▶ Extrait source

Lorsque les étudiants en licence contactent des enseignants responsables de master pour leur demander comment candidater, ceux qui portent un nom d’origine maghrébine ont 13 % moins de chances d’obtenir une réponse. Les étudiants à mobilité réduite, en revanche, ne sont pas discriminés. Pour la première fois en France, des chercheurs du CNRS ont mené une étude [1] sur la discrimination au sein de l’université. Ils ont envoyé par e-mail à 600 masters d’universités publiques trois demandes d’informations similaires de la part d’étudiants fictifs. Le premier candidat porte un nom d’origine nord-africaine, le deuxième a un nom français et précise qu’il est en fauteuil roulant, le troisième porte un nom d’origine française et ne mentionne pas de handicap.

Le candidat d’origine française non handicapé reçoit une réponse de la part de 70 % des responsables de masters, tandis que le candidat au nom à consonance maghrébine reçoit une réponse dans seulement 61 % des cas. Le candidat à mobilité réduite, quant à lui, reçoit 68 % de réponses, un écart avec le candidat de référence (nom français, sans handicap) jugé non significatif par les chercheurs.

Une discrimination est constatée uniquement à l’entrée des masters les plus sélectifs. En droit, économie, gestion ou dans les filières scientifiques, un candidat d’origine immigrée a environ 20 % de chances en moins d’y obtenir une réponse qu’un candidat apparemment d’origine française. La fréquence maximale de traitement différencié est atteinte dans les filières juridiques, qui devraient pourtant être exemplaires en matière de droits. En sciences humaines et sociales, le taux de réponse (69 %) est exactement le même, et en arts, lettres et langues, les candidats d’origine nord-africaine obtiennent un taux de réponse supérieur, 75 % contre 70 % pour le candidat au nom à consonance française [2].

▶ Consignes
1. Selon l'extrait sur l'étude du CNRS, dans quelle proportion des cas le candidat au nom à consonance maghrébine reçoit-il une réponse des responsables de masters ?
2. Poursuivez le texte sur la discrimination à l'entrée des masters à partir de sa dernière phrase.
La liste qui suit n'est d'aucune utilité ici.

▶ Données affichées
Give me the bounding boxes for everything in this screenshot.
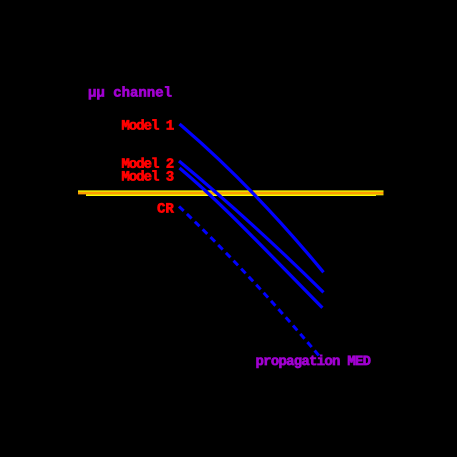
label propagation MED	[256, 355, 370, 368]
limit line lower yellow stripe	[86, 194, 376, 196]
label Model 1	[122, 119, 174, 129]
curve Model 2	[179, 161, 324, 292]
label Model 3	[122, 170, 173, 180]
label mu mu channel	[89, 86, 172, 99]
limit line upper yellow stripe	[78, 190, 384, 192]
curve CR dashed	[179, 206, 319, 355]
label Model 2	[122, 158, 173, 168]
curve Model 1	[180, 124, 324, 272]
label CR	[158, 203, 174, 213]
limit line orange stripe	[78, 192, 384, 195]
curve Model 3	[180, 168, 323, 308]
limit line lower yellow thin tail	[376, 193, 384, 196]
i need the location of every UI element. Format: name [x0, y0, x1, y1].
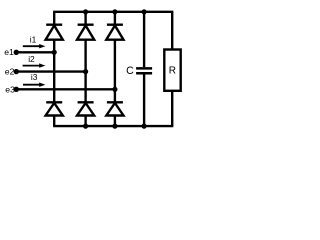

▶ Corrigé
1. Il reçoit une réponse dans seulement 61 % des cas.

2.
Pour comprendre les ressorts de la discrimination dans certains masters, les chercheurs ont mené une enquête auprès des responsables de formation sollicités. Les discriminations ethniques sont d’autant plus fréquentes que ces derniers estiment n’avoir pas assez d’informations sur le niveau des étudiants. À défaut d’éléments suffisants pour sélectionner les meilleurs, certains responsables de la sélection partent du principe que les candidats d’origine nord-africaine ont en moyenne de moins bons résultats, et se comportent comme si c’était le cas de tous.

Les responsables de formation n’avaient aucune information sur le niveau individuel des étudiants dans l’e-mail envoyé par les candidats. On ne peut donc déduire de ce testing qu’un candidat d’origine maghrébine est discriminé par rapport à un candidat au nom français, à notes comparables. Il faut aussi souligner que cette preuve d’une discrimination ethnique pour des demandes d’informations ne concerne qu’une partie des formations et des responsables de masters qui, dans leur très grande majorité, traitent les candidats de manière identique.

Pour autant, l’expérience réalisée sur 1 800 candidatures en master prouve que les étudiants d’origine nord-africaine ne sont pas traités partout de la même façon que les autres, au mépris des valeurs prônées par l’institution et de la loi. « Les candidats discriminés devront redoubler d’effort pour accéder à une bonne formation et, pour un niveau donné d’effort, ils accèderont à des formations offrant de moindres débouchés professionnels », notent les auteurs. Pour eux, la discrimination dans la prise d’informations est significative d’un processus plus large : « il est hautement probable que ces différences de traitement révèlent [les] préférences particulières [du responsable de master, ndlr] pour tel ou tel profil de candidats », ajoutent les chercheurs.

Taux de réponse à une demande d’information sur l’entrée en master selon le profil du candidat
Taux de réponse
en %
Écart par rapport au candidat de référence en points
en points
Le candidat reçoit X % de réponses en moins
Candidat de référence (nom français, sans handicap)70
Candidat d’origine nord-africaine61- 9- 13
Candidat en fauteuil roulant 68-2 (n. s.)- 3 (n. s.)
n.s. : non significatif statistiquement. Lecture : un candidat d’origine nord-africaine reçoit 61 % de réponses de la part des responsables de masters à sa demande d’informations, contre 70 % pour le candidat au nom français, soit neuf points de moins. Il a donc 13 % moins de chances de recevoir une réponse.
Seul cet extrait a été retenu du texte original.